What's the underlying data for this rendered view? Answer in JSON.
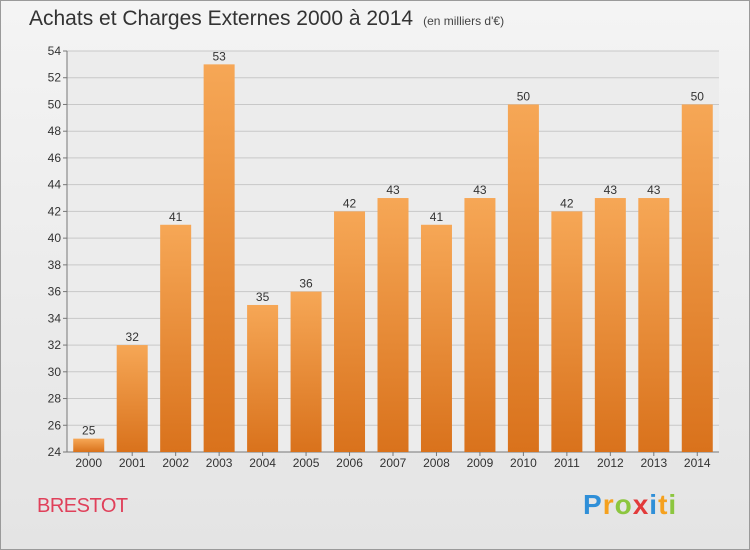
{
  "header": {
    "title": "Achats et Charges Externes 2000 à 2014",
    "subtitle": "(en milliers d'€)"
  },
  "footer": {
    "city": "BRESTOT",
    "brand": {
      "letters": [
        "P",
        "r",
        "o",
        "x",
        "i",
        "t",
        "i"
      ],
      "colors": [
        "#2f8fd8",
        "#f5a11e",
        "#8cc63f",
        "#e23b3b",
        "#2f8fd8",
        "#f5a11e",
        "#8cc63f"
      ]
    }
  },
  "chart_data": {
    "type": "bar",
    "title": "Achats et Charges Externes 2000 à 2014",
    "subtitle": "(en milliers d'€)",
    "categories": [
      "2000",
      "2001",
      "2002",
      "2003",
      "2004",
      "2005",
      "2006",
      "2007",
      "2008",
      "2009",
      "2010",
      "2011",
      "2012",
      "2013",
      "2014"
    ],
    "values": [
      25,
      32,
      41,
      53,
      35,
      36,
      42,
      43,
      41,
      43,
      50,
      42,
      43,
      43,
      50
    ],
    "ylim": [
      24,
      54
    ],
    "yticks": [
      24,
      26,
      28,
      30,
      32,
      34,
      36,
      38,
      40,
      42,
      44,
      46,
      48,
      50,
      52,
      54
    ],
    "grid": true,
    "colors": {
      "bar": "#f0913a",
      "bar_light": "#f6a756",
      "bar_dark": "#d9721c",
      "grid": "#c8c8c8"
    }
  }
}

· · · · ·

*Given problem*: Check each line of the entries above for the word "milliers". List the ones that have it.

*Answer to this exercise*:
    "subtitle": "(en milliers d'€)"
    "subtitle": "(en milliers d'€)",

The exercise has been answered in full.